# Requirement
In your copy, include every line of the listing below exactly but none of the pictures.

# Materials provided

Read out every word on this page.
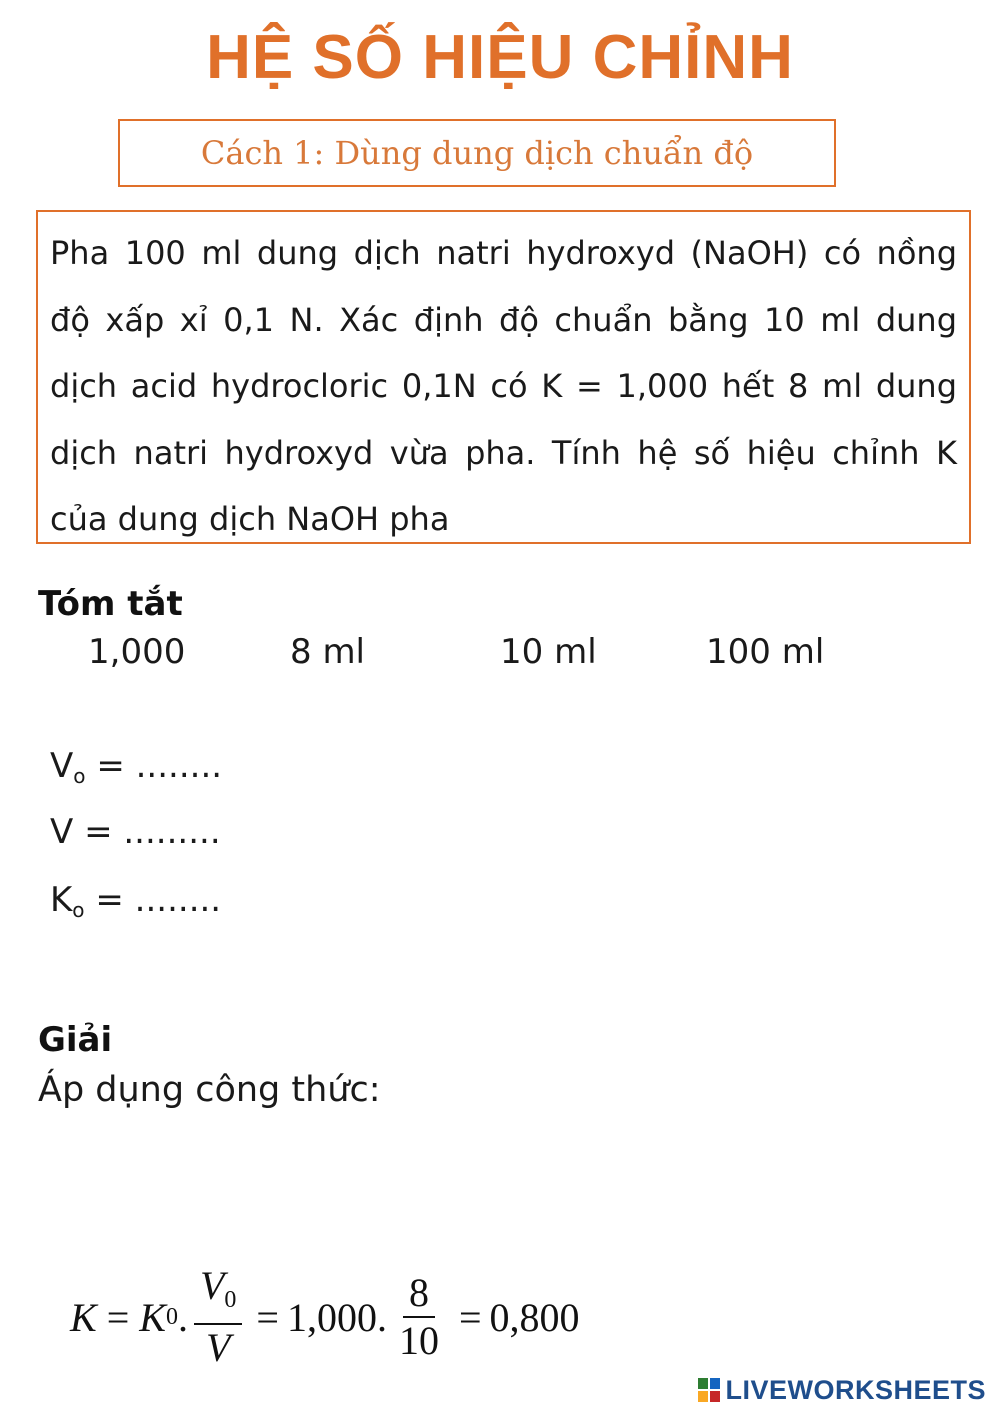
HỆ SỐ HIỆU CHỈNH
Cách 1: Dùng dung dịch chuẩn độ

Pha 100 ml dung dịch natri hydroxyd (NaOH) có nồng độ xấp xỉ 0,1 N. Xác định độ chuẩn bằng 10 ml dung dịch acid hydrocloric 0,1N có K = 1,000 hết 8 ml dung dịch natri hydroxyd vừa pha. Tính hệ số hiệu chỉnh K của dung dịch NaOH pha

Tóm tắt
1,000	8 ml	10 ml	100 ml
$V_o$ = ........
V = .........
$K_o$ = ........
Giải
Áp dụng công thức:
K = K 0 . $\frac{V_0}{V} = 1,000$. $\frac{8}{10} = 0,800$
LIVEWORKSHEETS
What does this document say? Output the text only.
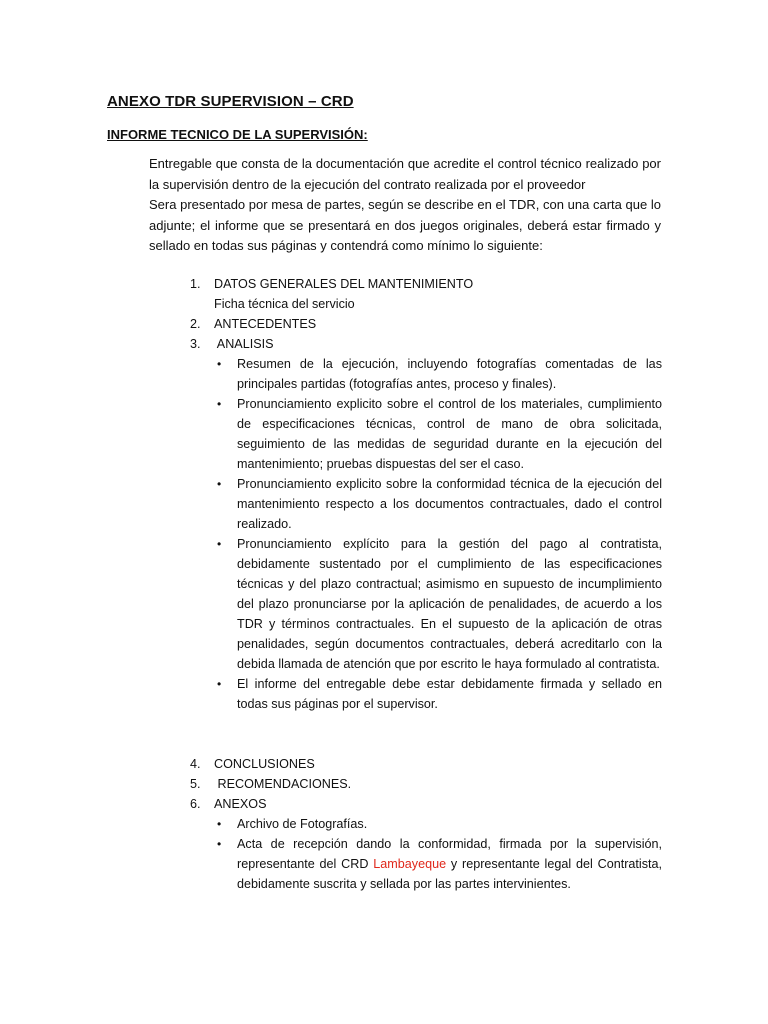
ANEXO TDR SUPERVISION – CRD
INFORME TECNICO DE LA SUPERVISIÓN:

Entregable que consta de la documentación que acredite el control técnico realizado por la supervisión dentro de la ejecución del contrato realizada por el proveedor

Sera presentado por mesa de partes, según se describe en el TDR, con una carta que lo adjunte; el informe que se presentará en dos juegos originales, deberá estar firmado y sellado en todas sus páginas y contendrá como mínimo lo siguiente:

1. DATOS GENERALES DEL MANTENIMIENTO
Ficha técnica del servicio
2. ANTECEDENTES
3. ANALISIS
• Resumen de la ejecución, incluyendo fotografías comentadas de las principales partidas (fotografías antes, proceso y finales).
• Pronunciamiento explicito sobre el control de los materiales, cumplimiento de especificaciones técnicas, control de mano de obra solicitada, seguimiento de las medidas de seguridad durante en la ejecución del mantenimiento; pruebas dispuestas del ser el caso.
• Pronunciamiento explicito sobre la conformidad técnica de la ejecución del mantenimiento respecto a los documentos contractuales, dado el control realizado.
• Pronunciamiento explícito para la gestión del pago al contratista, debidamente sustentado por el cumplimiento de las especificaciones técnicas y del plazo contractual; asimismo en supuesto de incumplimiento del plazo pronunciarse por la aplicación de penalidades, de acuerdo a los TDR y términos contractuales. En el supuesto de la aplicación de otras penalidades, según documentos contractuales, deberá acreditarlo con la debida llamada de atención que por escrito le haya formulado al contratista.
• El informe del entregable debe estar debidamente firmada y sellado en todas sus páginas por el supervisor.
4. CONCLUSIONES
5. RECOMENDACIONES.
6. ANEXOS
• Archivo de Fotografías.
• Acta de recepción dando la conformidad, firmada por la supervisión, representante del CRD Lambayeque y representante legal del Contratista, debidamente suscrita y sellada por las partes intervinientes.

# The solution
Read out every word on this page.
HỆ SỐ HIỆU CHỈNH
Cách 1: Dùng dung dịch chuẩn độ

Pha 100 ml dung dịch natri hydroxyd (NaOH) có nồng độ xấp xỉ 0,1 N. Xác định độ chuẩn bằng 10 ml dung dịch acid hydrocloric 0,1N có K = 1,000 hết 8 ml dung dịch natri hydroxyd vừa pha. Tính hệ số hiệu chỉnh K của dung dịch NaOH pha

Tóm tắt
1,000	8 ml	10 ml	100 ml
$V_o$ = ........
V = .........
$K_o$ = ........
Giải
Áp dụng công thức:
K = K 0 . $\frac{V_0}{V} = 1,000$. $\frac{8}{10} = 0,800$
LIVEWORKSHEETS
What does this document say? Output the text only.
ANEXO TDR SUPERVISION – CRD
INFORME TECNICO DE LA SUPERVISIÓN:

Entregable que consta de la documentación que acredite el control técnico realizado por la supervisión dentro de la ejecución del contrato realizada por el proveedor

Sera presentado por mesa de partes, según se describe en el TDR, con una carta que lo adjunte; el informe que se presentará en dos juegos originales, deberá estar firmado y sellado en todas sus páginas y contendrá como mínimo lo siguiente:

1. DATOS GENERALES DEL MANTENIMIENTO
Ficha técnica del servicio
2. ANTECEDENTES
3. ANALISIS
• Resumen de la ejecución, incluyendo fotografías comentadas de las principales partidas (fotografías antes, proceso y finales).
• Pronunciamiento explicito sobre el control de los materiales, cumplimiento de especificaciones técnicas, control de mano de obra solicitada, seguimiento de las medidas de seguridad durante en la ejecución del mantenimiento; pruebas dispuestas del ser el caso.
• Pronunciamiento explicito sobre la conformidad técnica de la ejecución del mantenimiento respecto a los documentos contractuales, dado el control realizado.
• Pronunciamiento explícito para la gestión del pago al contratista, debidamente sustentado por el cumplimiento de las especificaciones técnicas y del plazo contractual; asimismo en supuesto de incumplimiento del plazo pronunciarse por la aplicación de penalidades, de acuerdo a los TDR y términos contractuales. En el supuesto de la aplicación de otras penalidades, según documentos contractuales, deberá acreditarlo con la debida llamada de atención que por escrito le haya formulado al contratista.
• El informe del entregable debe estar debidamente firmada y sellado en todas sus páginas por el supervisor.
4. CONCLUSIONES
5. RECOMENDACIONES.
6. ANEXOS
• Archivo de Fotografías.
• Acta de recepción dando la conformidad, firmada por la supervisión, representante del CRD Lambayeque y representante legal del Contratista, debidamente suscrita y sellada por las partes intervinientes.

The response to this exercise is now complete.